§ **Required work**: Gather each line in the entries that includes the string "Sceau".

**** Provided data

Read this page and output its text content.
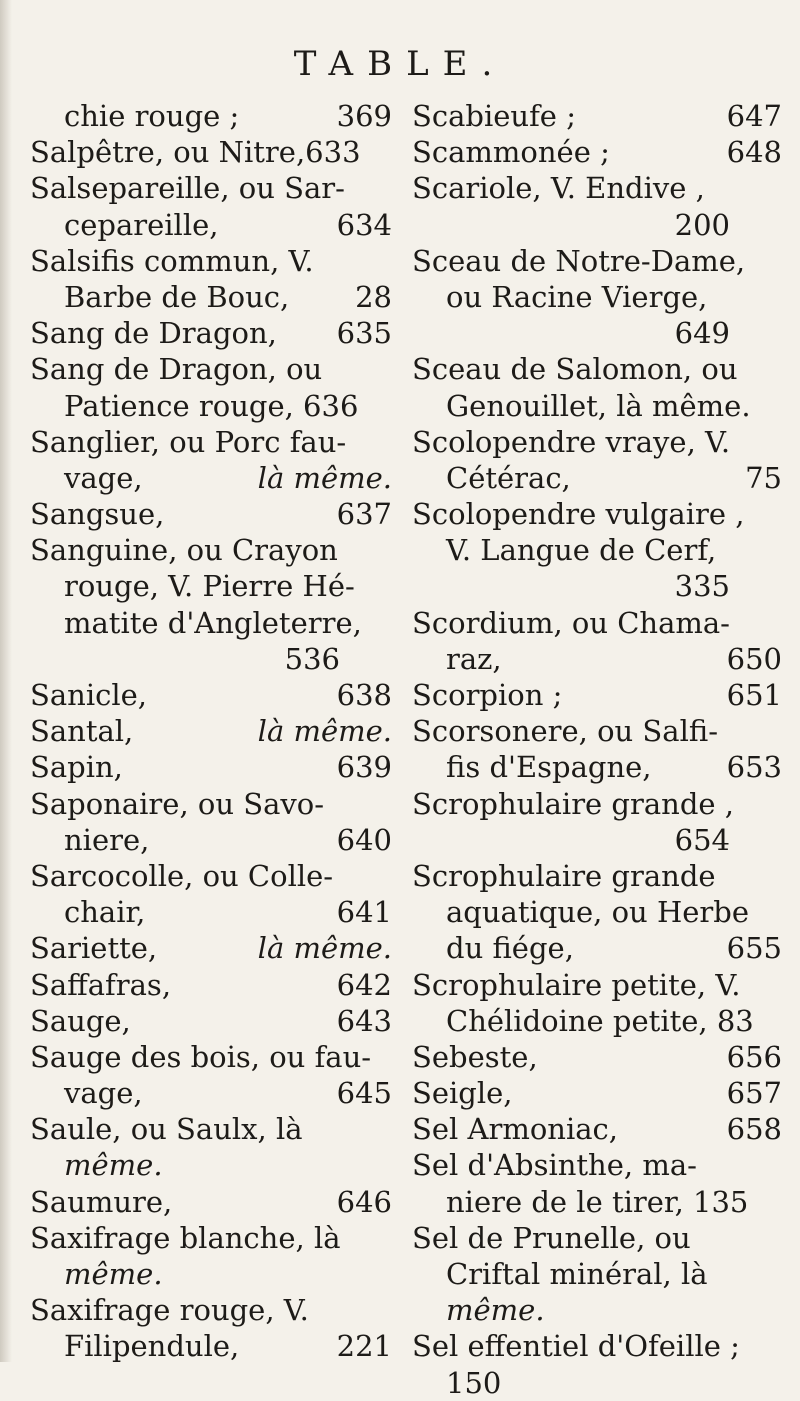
TABLE.
chie rouge ;	369
Salpêtre, ou Nitre,633
Salsepareille, ou Sar-
cepareille,	634
Salsifis commun, V.
Barbe de Bouc, 28
Sang de Dragon, 635
Sang de Dragon, ou
Patience rouge, 636
Sanglier, ou Porc fau-
vage,	là même.
Sangsue,	637
Sanguine, ou Crayon
rouge, V. Pierre Hé-
matite d'Angleterre,
536
Sanicle,	638
Santal,	là même.
Sapin,	639
Saponaire, ou Savo-
niere,	640
Sarcocolle, ou Colle-
chair,	641
Sariette,	là même.
Saffafras,	642
Sauge,	643
Sauge des bois, ou fau-
vage,	645
Saule, ou Saulx, là
même.
Saumure,	646
Saxifrage blanche, là
même.
Saxifrage rouge, V.
Filipendule,	221
Scabieufe ;	647
Scammonée ;	648
Scariole, V. Endive ,
200
Sceau de Notre-Dame,
ou Racine Vierge,
649
Sceau de Salomon, ou
Genouillet, là même.
Scolopendre vraye, V.
Cétérac,	75
Scolopendre vulgaire ,
V. Langue de Cerf,
335
Scordium, ou Chama-
raz,	650
Scorpion ;	651
Scorsonere, ou Salfi-
fis d'Espagne,	653
Scrophulaire grande ,
654
Scrophulaire grande
aquatique, ou Herbe
du fiége,	655
Scrophulaire petite, V.
Chélidoine petite, 83
Sebeste,	656
Seigle,	657
Sel Armoniac,	658
Sel d'Absinthe, ma-
niere de le tirer, 135
Sel de Prunelle, ou
Criftal minéral, là
même.
Sel effentiel d'Ofeille ;
150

********

§ **Task solution**:
Sceau de Notre-Dame,
Sceau de Salomon, ou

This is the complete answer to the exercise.